WRITTEN REQUEST — Where a line in the listing below contains the word "description", copy that line.

Dataset rows

※ ※ ※

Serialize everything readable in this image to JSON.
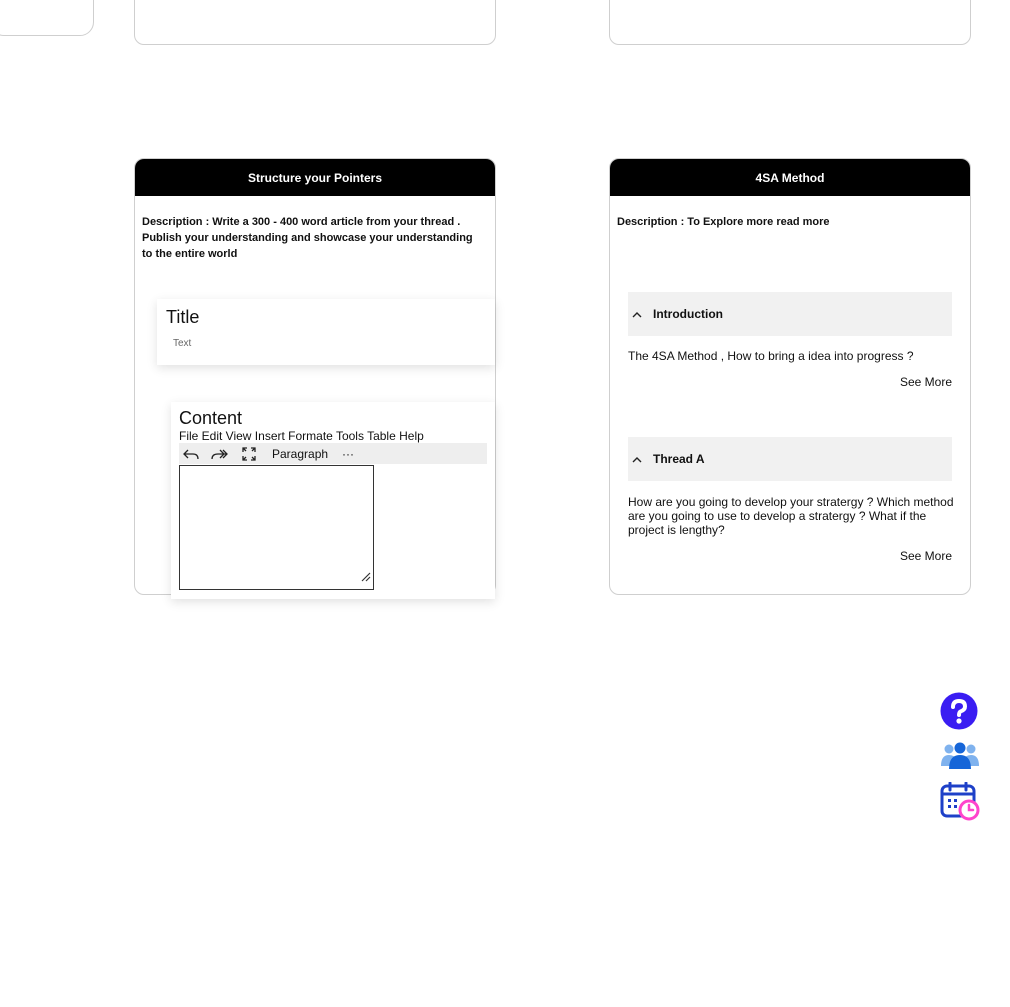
{
  "left_card": {
    "header": "Structure your Pointers",
    "description": "Description : Write a 300 - 400 word article from your thread . Publish your understanding and showcase your understanding to the entire world",
    "title_panel": {
      "heading": "Title",
      "placeholder": "Text"
    },
    "content_panel": {
      "heading": "Content",
      "menu": "File Edit View Insert Formate Tools Table Help",
      "toolbar": {
        "block_format": "Paragraph",
        "more": "···"
      }
    }
  },
  "right_card": {
    "header": "4SA Method",
    "description": "Description : To Explore more read more",
    "sections": [
      {
        "title": "Introduction",
        "body": "The 4SA Method , How to bring a idea into progress ?",
        "see_more": "See More"
      },
      {
        "title": "Thread A",
        "body": "How are you going to develop your stratergy ? Which method are you going to use to develop a stratergy ? What if the project is lengthy?",
        "see_more": "See More"
      }
    ]
  },
  "floating_actions": {
    "icons": [
      "help-icon",
      "team-icon",
      "calendar-clock-icon"
    ],
    "colors": {
      "help": "#3a1df2",
      "team_front": "#1565d8",
      "team_back": "#7fb2ee",
      "calendar": "#1e40c8",
      "clock": "#ff44cc"
    }
  }
}
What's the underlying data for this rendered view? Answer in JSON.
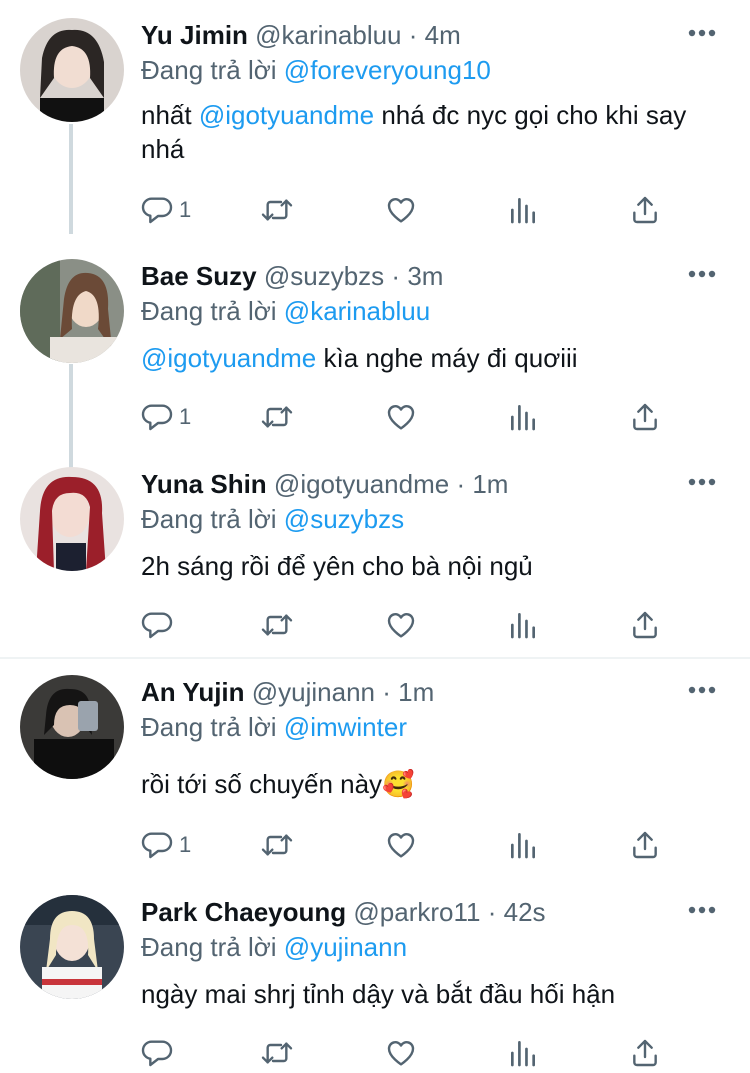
{
  "icons": {
    "more": "more-horizontal-icon",
    "reply": "reply-bubble-icon",
    "retweet": "retweet-icon",
    "like": "heart-icon",
    "views": "bar-chart-icon",
    "share": "share-upload-icon"
  },
  "colors": {
    "mention": "#1d9bf0",
    "muted": "#536471",
    "text": "#0f1419"
  },
  "replying_prefix": "Đang trả lời",
  "tweets": [
    {
      "name": "Yu Jimin",
      "handle": "@karinabluu",
      "dot": "·",
      "time": "4m",
      "reply_to": "@foreveryoung10",
      "body_mention": "@igotyuandme",
      "body_before": "nhất ",
      "body_after": " nhá đc nyc gọi cho khi say nhá",
      "reply_count": "1"
    },
    {
      "name": "Bae Suzy",
      "handle": "@suzybzs",
      "dot": "·",
      "time": "3m",
      "reply_to": "@karinabluu",
      "body_mention": "@igotyuandme",
      "body_before": "",
      "body_after": " kìa nghe máy đi quơiii",
      "reply_count": "1"
    },
    {
      "name": "Yuna Shin",
      "handle": "@igotyuandme",
      "dot": "·",
      "time": "1m",
      "reply_to": "@suzybzs",
      "body_mention": "",
      "body_before": "2h sáng rồi để yên cho bà nội ngủ",
      "body_after": "",
      "reply_count": ""
    },
    {
      "name": "An Yujin",
      "handle": "@yujinann",
      "dot": "·",
      "time": "1m",
      "reply_to": "@imwinter",
      "body_mention": "",
      "body_before": "rồi tới số chuyến này🥰",
      "body_after": "",
      "reply_count": "1"
    },
    {
      "name": "Park Chaeyoung",
      "handle": "@parkro11",
      "dot": "·",
      "time": "42s",
      "reply_to": "@yujinann",
      "body_mention": "",
      "body_before": "ngày mai shrj tỉnh dậy và bắt đầu hối hận",
      "body_after": "",
      "reply_count": ""
    }
  ]
}
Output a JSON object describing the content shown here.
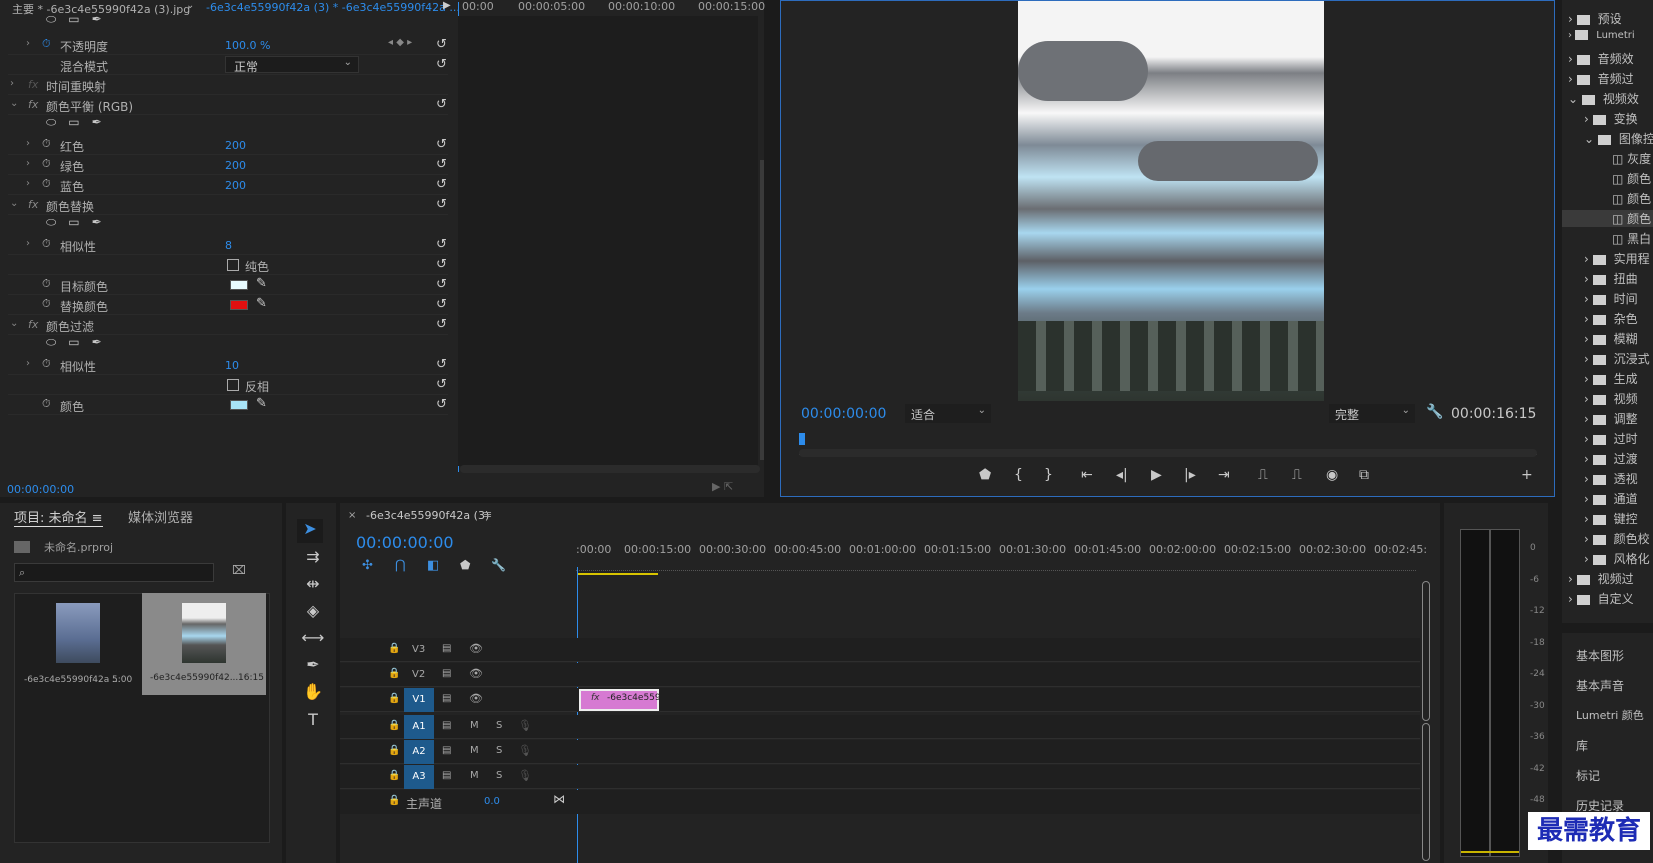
{
  "effects": {
    "tab1": "主要 * -6e3c4e55990f42a (3).jpg",
    "tab2": "-6e3c4e55990f42a (3) * -6e3c4e55990f42a ...",
    "ruler": [
      "00:00",
      "00:00:05:00",
      "00:00:10:00",
      "00:00:15:00"
    ],
    "opacity_label": "不透明度",
    "opacity_value": "100.0 %",
    "blend_label": "混合模式",
    "blend_value": "正常",
    "time_remap": "时间重映射",
    "color_balance": "颜色平衡 (RGB)",
    "red_label": "红色",
    "red_value": "200",
    "green_label": "绿色",
    "green_value": "200",
    "blue_label": "蓝色",
    "blue_value": "200",
    "color_replace": "颜色替换",
    "similarity_label": "相似性",
    "similarity_value": "8",
    "solid_label": "纯色",
    "target_color": "目标颜色",
    "replace_color": "替换颜色",
    "color_pass": "颜色过滤",
    "similarity2_label": "相似性",
    "similarity2_value": "10",
    "invert_label": "反相",
    "color_label": "颜色",
    "timecode": "00:00:00:00"
  },
  "program": {
    "timecode": "00:00:00:00",
    "fit": "适合",
    "quality": "完整",
    "duration": "00:00:16:15"
  },
  "project": {
    "tab_project": "项目: 未命名",
    "tab_media": "媒体浏览器",
    "file": "未命名.prproj",
    "item1_name": "-6e3c4e55990f42a ...",
    "item1_dur": "5:00",
    "item2_name": "-6e3c4e55990f42...",
    "item2_dur": "16:15"
  },
  "timeline": {
    "tab": "-6e3c4e55990f42a (3)",
    "timecode": "00:00:00:00",
    "ruler": [
      ":00:00",
      "00:00:15:00",
      "00:00:30:00",
      "00:00:45:00",
      "00:01:00:00",
      "00:01:15:00",
      "00:01:30:00",
      "00:01:45:00",
      "00:02:00:00",
      "00:02:15:00",
      "00:02:30:00",
      "00:02:45:"
    ],
    "tracks": {
      "v3": "V3",
      "v2": "V2",
      "v1": "V1",
      "a1": "A1",
      "a2": "A2",
      "a3": "A3"
    },
    "m": "M",
    "s": "S",
    "master": "主声道",
    "master_val": "0.0",
    "clip": "-6e3c4e559"
  },
  "meter": [
    "0",
    "-6",
    "-12",
    "-18",
    "-24",
    "-30",
    "-36",
    "-42",
    "-48"
  ],
  "effects_panel": {
    "items": [
      "预设",
      "Lumetri",
      "音频效",
      "音频过",
      "视频效",
      "变换",
      "图像控",
      "灰度",
      "颜色",
      "颜色",
      "颜色",
      "黑白",
      "实用程",
      "扭曲",
      "时间",
      "杂色",
      "模糊",
      "沉浸式",
      "生成",
      "视频",
      "调整",
      "过时",
      "过渡",
      "透视",
      "通道",
      "键控",
      "颜色校",
      "风格化",
      "视频过",
      "自定义"
    ],
    "panels": [
      "基本图形",
      "基本声音",
      "Lumetri 颜色",
      "库",
      "标记",
      "历史记录"
    ]
  },
  "watermark": "最需教育"
}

※ ※ ※

SOLUTION BELOW —
    "description": "Description : Write a 300 - 400 word article from your thread . Publish your understanding and showcase your understanding to the entire world",
    "description": "Description : To Explore more read more",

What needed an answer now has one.